- _Exercises_:
1: According to the extract on enterprise storage networks, which applications and environments is NAS less suited to?
2: What challenges does the enterprise storage networks extract say have converged to initiate the need for storage networks? List them all.
3: Reproduce the enterprise storage networks extract word for word, starting at "On the other" and ending at "or client-server applications).".

- _Extract provided_:

┏━━

On the other hand, IP and Ethernet networks do not provide the same predictability of performance through a dedicated-like service that channel based technologies such as SCSI or fibre channel are designed to do. As a result, NAS is less suited to those applications and environments that depend on dedicated access to storage (e.g. databases or client-server applications).

Why ESN?
A number of factors have come together to initiate a fundamental change in the way information infrastructures need to be architected to meet the needs of organizations. These include the sheer quantity of information, technology advancements, limited human resources, and the need to be flexible. As a result, traditional point to point storage topologies are unable to meet the emerging needs of organizations because they either don't take advantage of the available technology, or are inflexible, and require more effort to manage and maintain.

Enterprise storage networks, through both SAN and NAS technologies, offer the ability to implement an information infrastructure that addresses these factors.

What's changed?
The following challenges have converged to initiate the need for storage networks:

  • Rate of information growth.
  • Drive for management efficiency.
  • Storage/disk technology advancements.
  • Pace of change in business requirements.

┗━━

(Annotated region listings)
┏━━

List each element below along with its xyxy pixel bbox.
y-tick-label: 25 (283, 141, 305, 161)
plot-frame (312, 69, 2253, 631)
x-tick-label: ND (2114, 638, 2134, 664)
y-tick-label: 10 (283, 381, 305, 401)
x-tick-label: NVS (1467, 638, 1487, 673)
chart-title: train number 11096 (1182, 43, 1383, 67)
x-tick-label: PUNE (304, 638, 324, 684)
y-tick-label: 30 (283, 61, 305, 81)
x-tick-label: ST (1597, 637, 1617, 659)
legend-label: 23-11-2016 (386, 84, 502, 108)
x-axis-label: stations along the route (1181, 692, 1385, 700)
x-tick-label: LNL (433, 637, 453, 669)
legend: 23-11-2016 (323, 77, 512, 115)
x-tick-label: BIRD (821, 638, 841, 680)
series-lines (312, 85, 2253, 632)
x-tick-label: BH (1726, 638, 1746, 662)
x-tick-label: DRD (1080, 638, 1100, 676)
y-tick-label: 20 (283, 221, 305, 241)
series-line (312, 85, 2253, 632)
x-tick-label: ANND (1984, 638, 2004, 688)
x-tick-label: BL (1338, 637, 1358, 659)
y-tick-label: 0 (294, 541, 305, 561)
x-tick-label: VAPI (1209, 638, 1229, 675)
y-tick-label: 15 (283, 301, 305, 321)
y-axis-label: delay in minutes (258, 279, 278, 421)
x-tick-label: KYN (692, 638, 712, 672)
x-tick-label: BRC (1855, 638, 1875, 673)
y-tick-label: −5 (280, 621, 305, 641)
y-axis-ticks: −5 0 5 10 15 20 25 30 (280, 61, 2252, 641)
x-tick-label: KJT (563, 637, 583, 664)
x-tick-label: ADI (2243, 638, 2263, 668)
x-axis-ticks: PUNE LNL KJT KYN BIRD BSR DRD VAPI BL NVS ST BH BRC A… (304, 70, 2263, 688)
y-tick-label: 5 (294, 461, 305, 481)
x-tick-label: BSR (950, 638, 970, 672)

┗━━

- _Final answers_:
1: Applications and environments that depend on dedicated access to storage, such as databases or client-server applications.

2:
- Rate of information growth.
- Drive for management efficiency.
- Storage/disk technology advancements.
- Pace of change in business requirements.

3:
On the other hand, IP and Ethernet networks do not provide the same predictability of performance through a dedicated-like service that channel based technologies such as SCSI or fibre channel are designed to do. As a result, NAS is less suited to those applications and environments that depend on dedicated access to storage (e.g. databases or client-server applications).